■ **WHAT THE TASK REQUIRES**: Extract, from the listing that follows, each line containing the word "الفتاوى".

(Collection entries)
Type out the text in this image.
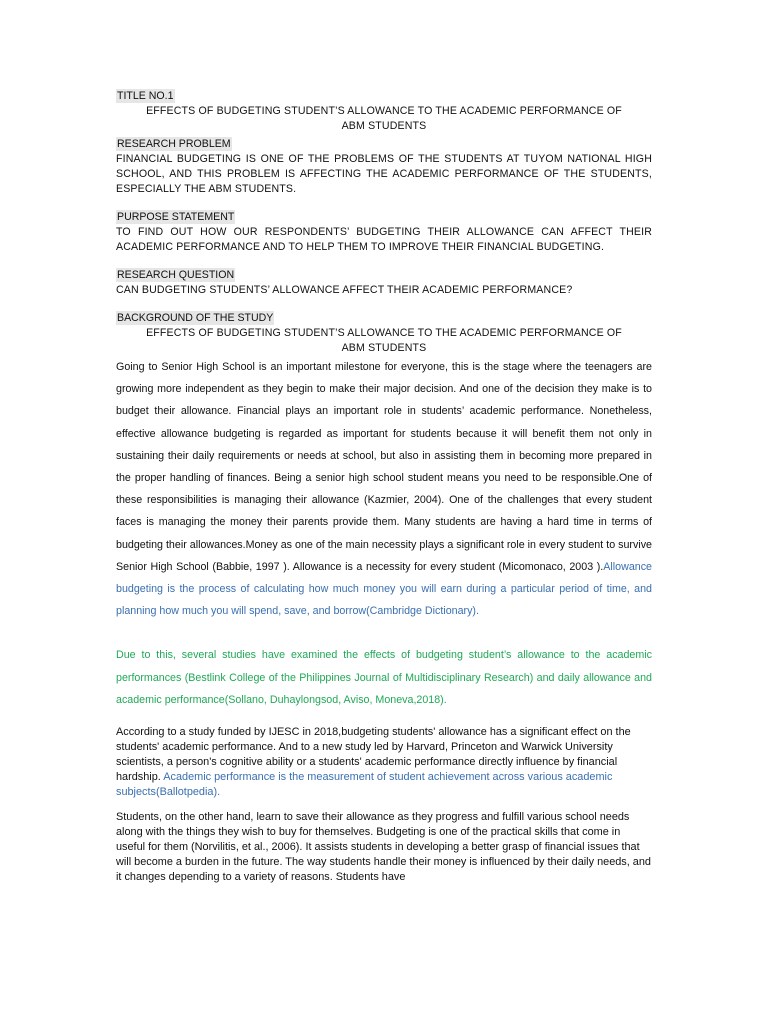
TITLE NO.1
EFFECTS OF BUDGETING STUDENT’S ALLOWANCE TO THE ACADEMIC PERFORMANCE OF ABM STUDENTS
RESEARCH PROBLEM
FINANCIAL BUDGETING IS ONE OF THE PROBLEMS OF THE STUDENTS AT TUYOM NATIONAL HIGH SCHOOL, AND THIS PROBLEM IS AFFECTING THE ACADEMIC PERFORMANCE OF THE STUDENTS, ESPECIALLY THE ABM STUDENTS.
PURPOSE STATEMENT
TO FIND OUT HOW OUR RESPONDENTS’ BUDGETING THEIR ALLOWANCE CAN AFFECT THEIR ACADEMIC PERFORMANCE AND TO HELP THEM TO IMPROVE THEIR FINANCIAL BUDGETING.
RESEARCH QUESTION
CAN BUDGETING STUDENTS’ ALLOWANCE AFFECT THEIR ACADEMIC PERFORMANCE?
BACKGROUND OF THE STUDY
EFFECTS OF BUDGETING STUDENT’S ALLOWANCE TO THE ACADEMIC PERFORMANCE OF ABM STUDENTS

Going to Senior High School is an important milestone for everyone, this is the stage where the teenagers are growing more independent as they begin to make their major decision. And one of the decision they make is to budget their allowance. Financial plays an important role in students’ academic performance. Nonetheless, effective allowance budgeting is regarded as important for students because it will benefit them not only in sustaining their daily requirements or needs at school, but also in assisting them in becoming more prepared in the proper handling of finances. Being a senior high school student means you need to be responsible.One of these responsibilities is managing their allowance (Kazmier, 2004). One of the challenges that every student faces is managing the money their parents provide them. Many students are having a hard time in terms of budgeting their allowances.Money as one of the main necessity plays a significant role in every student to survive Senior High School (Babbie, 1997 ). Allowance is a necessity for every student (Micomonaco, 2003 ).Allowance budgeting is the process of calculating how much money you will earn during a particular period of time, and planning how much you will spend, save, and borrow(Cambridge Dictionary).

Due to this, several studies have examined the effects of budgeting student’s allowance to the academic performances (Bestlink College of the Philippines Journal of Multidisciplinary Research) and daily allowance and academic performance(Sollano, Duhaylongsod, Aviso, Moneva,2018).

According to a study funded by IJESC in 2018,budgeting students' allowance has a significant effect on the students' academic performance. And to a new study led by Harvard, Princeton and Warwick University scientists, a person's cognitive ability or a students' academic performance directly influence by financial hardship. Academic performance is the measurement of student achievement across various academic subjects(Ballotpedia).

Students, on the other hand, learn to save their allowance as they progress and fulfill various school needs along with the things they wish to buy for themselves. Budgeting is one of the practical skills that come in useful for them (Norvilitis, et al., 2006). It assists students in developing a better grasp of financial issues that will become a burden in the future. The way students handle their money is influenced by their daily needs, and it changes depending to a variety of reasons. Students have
* * *
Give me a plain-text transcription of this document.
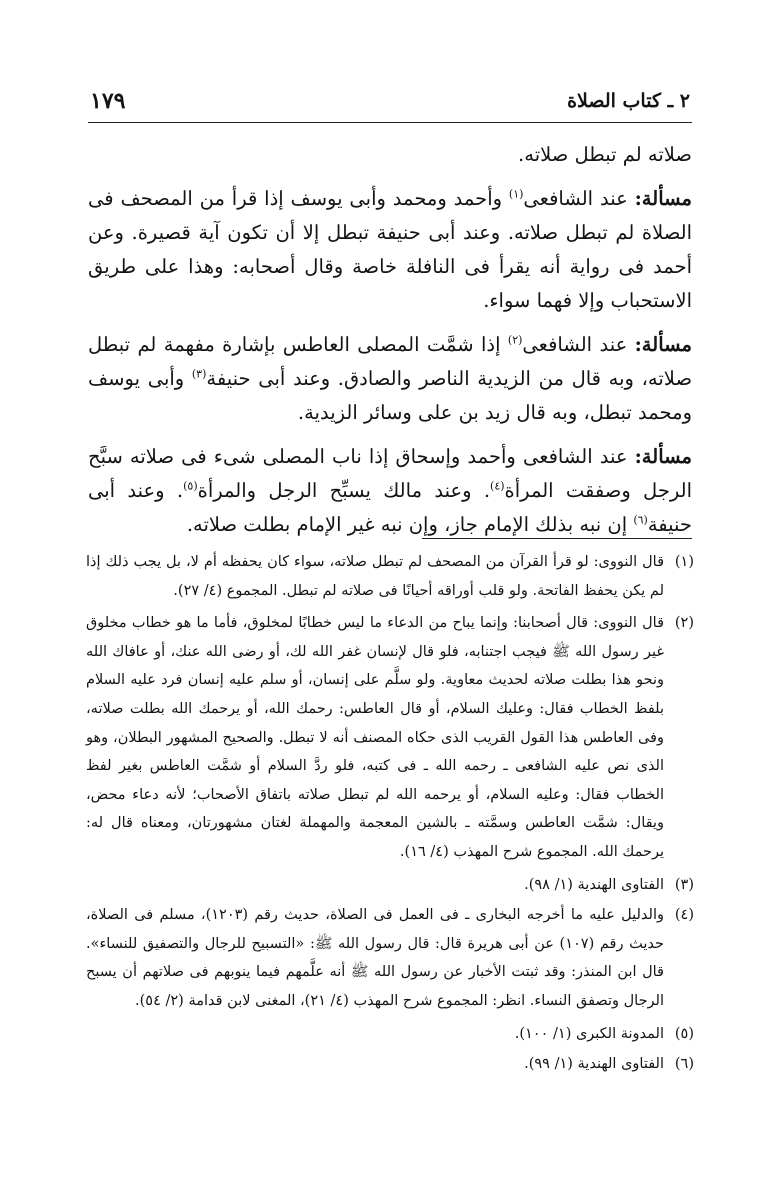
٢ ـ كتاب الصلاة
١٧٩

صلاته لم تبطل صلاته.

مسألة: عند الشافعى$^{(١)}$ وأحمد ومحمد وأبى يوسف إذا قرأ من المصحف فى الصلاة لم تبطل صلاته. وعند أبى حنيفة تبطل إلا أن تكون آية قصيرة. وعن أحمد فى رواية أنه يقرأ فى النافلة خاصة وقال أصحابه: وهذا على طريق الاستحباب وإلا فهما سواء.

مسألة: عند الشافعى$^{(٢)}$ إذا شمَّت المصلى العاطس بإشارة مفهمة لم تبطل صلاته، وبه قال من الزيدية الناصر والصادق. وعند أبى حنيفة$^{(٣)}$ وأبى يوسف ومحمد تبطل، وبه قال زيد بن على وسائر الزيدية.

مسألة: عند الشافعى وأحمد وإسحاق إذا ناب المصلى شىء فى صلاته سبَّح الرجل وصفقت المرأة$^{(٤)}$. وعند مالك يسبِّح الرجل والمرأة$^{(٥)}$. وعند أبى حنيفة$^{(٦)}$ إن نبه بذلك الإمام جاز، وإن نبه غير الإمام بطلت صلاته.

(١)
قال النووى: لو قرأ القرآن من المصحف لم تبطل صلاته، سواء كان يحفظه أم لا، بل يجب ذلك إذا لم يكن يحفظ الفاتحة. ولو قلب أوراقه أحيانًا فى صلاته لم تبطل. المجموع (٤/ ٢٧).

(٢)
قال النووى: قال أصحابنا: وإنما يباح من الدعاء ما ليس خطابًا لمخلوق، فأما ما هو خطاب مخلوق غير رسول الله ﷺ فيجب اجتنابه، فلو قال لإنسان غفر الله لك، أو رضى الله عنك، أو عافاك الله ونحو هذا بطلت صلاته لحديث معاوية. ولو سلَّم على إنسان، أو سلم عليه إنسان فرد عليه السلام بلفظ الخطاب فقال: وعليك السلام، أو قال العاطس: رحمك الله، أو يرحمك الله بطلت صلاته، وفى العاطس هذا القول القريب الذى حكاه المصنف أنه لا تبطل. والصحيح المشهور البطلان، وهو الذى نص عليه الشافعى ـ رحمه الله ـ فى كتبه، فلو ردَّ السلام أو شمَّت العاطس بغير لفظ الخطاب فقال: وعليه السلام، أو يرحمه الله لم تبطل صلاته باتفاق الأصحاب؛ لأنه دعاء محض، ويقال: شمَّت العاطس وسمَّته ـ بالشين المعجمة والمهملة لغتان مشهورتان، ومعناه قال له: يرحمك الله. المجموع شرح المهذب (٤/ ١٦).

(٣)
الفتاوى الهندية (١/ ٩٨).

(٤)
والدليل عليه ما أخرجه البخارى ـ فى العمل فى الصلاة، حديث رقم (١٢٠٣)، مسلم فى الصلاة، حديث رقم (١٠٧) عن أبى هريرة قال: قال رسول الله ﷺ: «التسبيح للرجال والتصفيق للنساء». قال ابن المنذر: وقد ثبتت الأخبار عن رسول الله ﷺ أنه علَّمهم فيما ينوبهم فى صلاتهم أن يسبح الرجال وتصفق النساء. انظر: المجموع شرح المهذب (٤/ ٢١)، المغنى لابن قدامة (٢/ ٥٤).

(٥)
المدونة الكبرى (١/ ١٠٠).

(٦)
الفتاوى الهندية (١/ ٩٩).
...
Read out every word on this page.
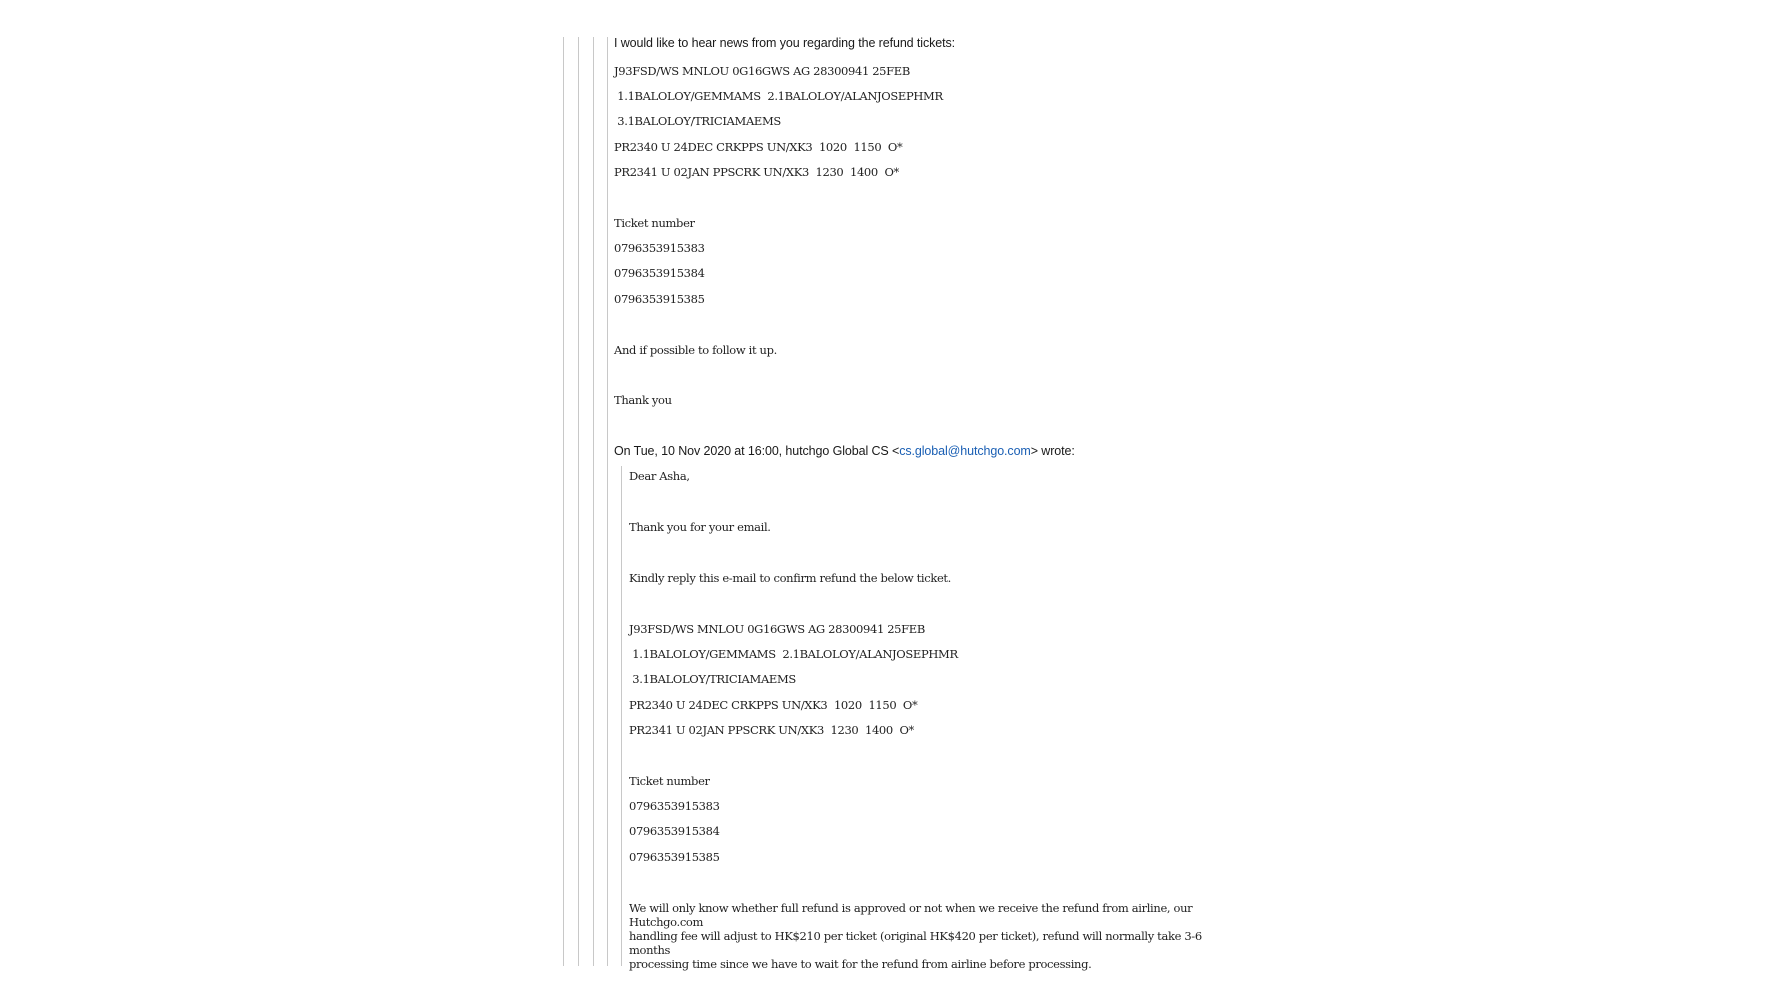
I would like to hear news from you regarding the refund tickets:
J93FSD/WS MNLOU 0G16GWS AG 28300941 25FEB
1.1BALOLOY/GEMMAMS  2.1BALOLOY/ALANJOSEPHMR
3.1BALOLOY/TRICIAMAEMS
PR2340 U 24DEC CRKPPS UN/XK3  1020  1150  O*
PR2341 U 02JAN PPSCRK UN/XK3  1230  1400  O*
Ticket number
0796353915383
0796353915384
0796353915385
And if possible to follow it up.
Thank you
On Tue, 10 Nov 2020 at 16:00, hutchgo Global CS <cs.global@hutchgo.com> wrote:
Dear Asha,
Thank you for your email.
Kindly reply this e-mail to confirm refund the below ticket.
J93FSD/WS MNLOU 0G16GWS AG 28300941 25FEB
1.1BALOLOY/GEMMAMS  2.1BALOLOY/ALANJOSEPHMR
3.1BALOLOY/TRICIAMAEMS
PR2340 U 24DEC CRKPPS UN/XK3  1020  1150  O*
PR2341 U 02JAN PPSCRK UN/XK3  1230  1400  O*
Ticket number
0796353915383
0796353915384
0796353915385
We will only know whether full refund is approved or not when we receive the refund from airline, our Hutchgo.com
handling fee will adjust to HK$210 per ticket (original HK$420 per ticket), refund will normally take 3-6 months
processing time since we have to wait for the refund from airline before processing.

■ **ANSWER BELOW**:
الفتاوى الهندية (١/ ٩٨).
الفتاوى الهندية (١/ ٩٩).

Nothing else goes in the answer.